WHAT YOU WILL DO -> Will you quote all of the entries, word for word?

SUPPLIED DATA ->
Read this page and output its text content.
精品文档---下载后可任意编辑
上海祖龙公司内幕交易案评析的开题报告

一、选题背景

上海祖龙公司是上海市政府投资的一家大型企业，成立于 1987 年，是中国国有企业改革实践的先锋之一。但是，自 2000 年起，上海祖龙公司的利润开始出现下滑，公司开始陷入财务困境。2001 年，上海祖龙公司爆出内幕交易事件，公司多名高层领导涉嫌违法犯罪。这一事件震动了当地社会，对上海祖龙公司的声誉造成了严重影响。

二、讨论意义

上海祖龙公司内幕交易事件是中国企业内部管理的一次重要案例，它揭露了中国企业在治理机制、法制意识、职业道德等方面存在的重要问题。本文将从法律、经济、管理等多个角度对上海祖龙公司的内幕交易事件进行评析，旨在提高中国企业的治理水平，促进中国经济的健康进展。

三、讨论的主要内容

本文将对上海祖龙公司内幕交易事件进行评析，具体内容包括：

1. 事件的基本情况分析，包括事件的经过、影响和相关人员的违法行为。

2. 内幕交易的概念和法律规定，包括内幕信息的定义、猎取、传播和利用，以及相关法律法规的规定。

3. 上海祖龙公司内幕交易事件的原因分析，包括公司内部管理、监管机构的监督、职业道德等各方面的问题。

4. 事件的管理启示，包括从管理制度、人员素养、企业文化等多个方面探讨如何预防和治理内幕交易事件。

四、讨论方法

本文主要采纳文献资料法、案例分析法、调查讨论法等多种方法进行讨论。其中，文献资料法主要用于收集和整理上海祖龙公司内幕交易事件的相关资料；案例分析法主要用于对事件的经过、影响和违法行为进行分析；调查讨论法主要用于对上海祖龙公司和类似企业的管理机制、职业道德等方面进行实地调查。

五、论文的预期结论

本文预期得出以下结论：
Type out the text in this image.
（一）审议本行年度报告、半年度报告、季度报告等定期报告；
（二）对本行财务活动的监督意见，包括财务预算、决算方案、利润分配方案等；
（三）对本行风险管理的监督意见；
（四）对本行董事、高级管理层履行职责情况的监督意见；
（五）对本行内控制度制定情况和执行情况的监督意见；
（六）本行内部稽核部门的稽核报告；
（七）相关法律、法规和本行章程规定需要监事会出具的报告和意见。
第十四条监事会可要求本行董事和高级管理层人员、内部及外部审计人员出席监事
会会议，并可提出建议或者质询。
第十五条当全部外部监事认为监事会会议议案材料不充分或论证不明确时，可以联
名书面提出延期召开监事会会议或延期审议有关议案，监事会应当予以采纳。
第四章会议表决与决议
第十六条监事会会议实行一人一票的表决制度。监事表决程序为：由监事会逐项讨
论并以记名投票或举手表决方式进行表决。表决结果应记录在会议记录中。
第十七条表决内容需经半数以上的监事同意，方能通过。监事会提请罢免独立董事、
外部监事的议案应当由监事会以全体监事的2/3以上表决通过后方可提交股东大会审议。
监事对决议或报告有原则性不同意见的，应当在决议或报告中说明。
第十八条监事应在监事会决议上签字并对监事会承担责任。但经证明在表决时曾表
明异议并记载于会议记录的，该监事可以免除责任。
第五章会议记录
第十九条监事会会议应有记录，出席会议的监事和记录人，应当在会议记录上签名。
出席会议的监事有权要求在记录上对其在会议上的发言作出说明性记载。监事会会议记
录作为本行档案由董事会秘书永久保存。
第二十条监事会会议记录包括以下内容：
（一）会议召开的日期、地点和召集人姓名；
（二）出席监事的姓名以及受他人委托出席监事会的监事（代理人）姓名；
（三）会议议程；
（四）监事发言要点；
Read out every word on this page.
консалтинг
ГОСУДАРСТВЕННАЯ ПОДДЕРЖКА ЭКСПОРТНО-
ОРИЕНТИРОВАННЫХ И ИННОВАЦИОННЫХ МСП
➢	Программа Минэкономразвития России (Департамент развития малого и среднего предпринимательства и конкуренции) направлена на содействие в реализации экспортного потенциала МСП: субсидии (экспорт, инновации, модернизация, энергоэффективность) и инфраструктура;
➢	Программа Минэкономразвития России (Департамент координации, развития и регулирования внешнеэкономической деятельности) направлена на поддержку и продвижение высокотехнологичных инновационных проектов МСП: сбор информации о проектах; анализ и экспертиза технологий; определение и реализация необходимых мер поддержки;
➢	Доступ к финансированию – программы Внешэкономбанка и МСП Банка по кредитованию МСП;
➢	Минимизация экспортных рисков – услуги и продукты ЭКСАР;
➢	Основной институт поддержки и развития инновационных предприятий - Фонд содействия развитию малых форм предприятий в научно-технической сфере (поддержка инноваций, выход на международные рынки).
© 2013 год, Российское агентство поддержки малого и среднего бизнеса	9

FINAL ANSWER ->
Read this page and output its text content.
精品文档---下载后可任意编辑
上海祖龙公司内幕交易案评析的开题报告

一、选题背景

上海祖龙公司是上海市政府投资的一家大型企业，成立于 1987 年，是中国国有企业改革实践的先锋之一。但是，自 2000 年起，上海祖龙公司的利润开始出现下滑，公司开始陷入财务困境。2001 年，上海祖龙公司爆出内幕交易事件，公司多名高层领导涉嫌违法犯罪。这一事件震动了当地社会，对上海祖龙公司的声誉造成了严重影响。

二、讨论意义

上海祖龙公司内幕交易事件是中国企业内部管理的一次重要案例，它揭露了中国企业在治理机制、法制意识、职业道德等方面存在的重要问题。本文将从法律、经济、管理等多个角度对上海祖龙公司的内幕交易事件进行评析，旨在提高中国企业的治理水平，促进中国经济的健康进展。

三、讨论的主要内容

本文将对上海祖龙公司内幕交易事件进行评析，具体内容包括：

1. 事件的基本情况分析，包括事件的经过、影响和相关人员的违法行为。

2. 内幕交易的概念和法律规定，包括内幕信息的定义、猎取、传播和利用，以及相关法律法规的规定。

3. 上海祖龙公司内幕交易事件的原因分析，包括公司内部管理、监管机构的监督、职业道德等各方面的问题。

4. 事件的管理启示，包括从管理制度、人员素养、企业文化等多个方面探讨如何预防和治理内幕交易事件。

四、讨论方法

本文主要采纳文献资料法、案例分析法、调查讨论法等多种方法进行讨论。其中，文献资料法主要用于收集和整理上海祖龙公司内幕交易事件的相关资料；案例分析法主要用于对事件的经过、影响和违法行为进行分析；调查讨论法主要用于对上海祖龙公司和类似企业的管理机制、职业道德等方面进行实地调查。

五、论文的预期结论

本文预期得出以下结论：
Type out the text in this image.
（一）审议本行年度报告、半年度报告、季度报告等定期报告；
（二）对本行财务活动的监督意见，包括财务预算、决算方案、利润分配方案等；
（三）对本行风险管理的监督意见；
（四）对本行董事、高级管理层履行职责情况的监督意见；
（五）对本行内控制度制定情况和执行情况的监督意见；
（六）本行内部稽核部门的稽核报告；
（七）相关法律、法规和本行章程规定需要监事会出具的报告和意见。
第十四条监事会可要求本行董事和高级管理层人员、内部及外部审计人员出席监事
会会议，并可提出建议或者质询。
第十五条当全部外部监事认为监事会会议议案材料不充分或论证不明确时，可以联
名书面提出延期召开监事会会议或延期审议有关议案，监事会应当予以采纳。
第四章会议表决与决议
第十六条监事会会议实行一人一票的表决制度。监事表决程序为：由监事会逐项讨
论并以记名投票或举手表决方式进行表决。表决结果应记录在会议记录中。
第十七条表决内容需经半数以上的监事同意，方能通过。监事会提请罢免独立董事、
外部监事的议案应当由监事会以全体监事的2/3以上表决通过后方可提交股东大会审议。
监事对决议或报告有原则性不同意见的，应当在决议或报告中说明。
第十八条监事应在监事会决议上签字并对监事会承担责任。但经证明在表决时曾表
明异议并记载于会议记录的，该监事可以免除责任。
第五章会议记录
第十九条监事会会议应有记录，出席会议的监事和记录人，应当在会议记录上签名。
出席会议的监事有权要求在记录上对其在会议上的发言作出说明性记载。监事会会议记
录作为本行档案由董事会秘书永久保存。
第二十条监事会会议记录包括以下内容：
（一）会议召开的日期、地点和召集人姓名；
（二）出席监事的姓名以及受他人委托出席监事会的监事（代理人）姓名；
（三）会议议程；
（四）监事发言要点；
Read out every word on this page.
консалтинг
ГОСУДАРСТВЕННАЯ ПОДДЕРЖКА ЭКСПОРТНО-
ОРИЕНТИРОВАННЫХ И ИННОВАЦИОННЫХ МСП
➢	Программа Минэкономразвития России (Департамент развития малого и среднего предпринимательства и конкуренции) направлена на содействие в реализации экспортного потенциала МСП: субсидии (экспорт, инновации, модернизация, энергоэффективность) и инфраструктура;
➢	Программа Минэкономразвития России (Департамент координации, развития и регулирования внешнеэкономической деятельности) направлена на поддержку и продвижение высокотехнологичных инновационных проектов МСП: сбор информации о проектах; анализ и экспертиза технологий; определение и реализация необходимых мер поддержки;
➢	Доступ к финансированию – программы Внешэкономбанка и МСП Банка по кредитованию МСП;
➢	Минимизация экспортных рисков – услуги и продукты ЭКСАР;
➢	Основной институт поддержки и развития инновационных предприятий - Фонд содействия развитию малых форм предприятий в научно-технической сфере (поддержка инноваций, выход на международные рынки).
© 2013 год, Российское агентство поддержки малого и среднего бизнеса	9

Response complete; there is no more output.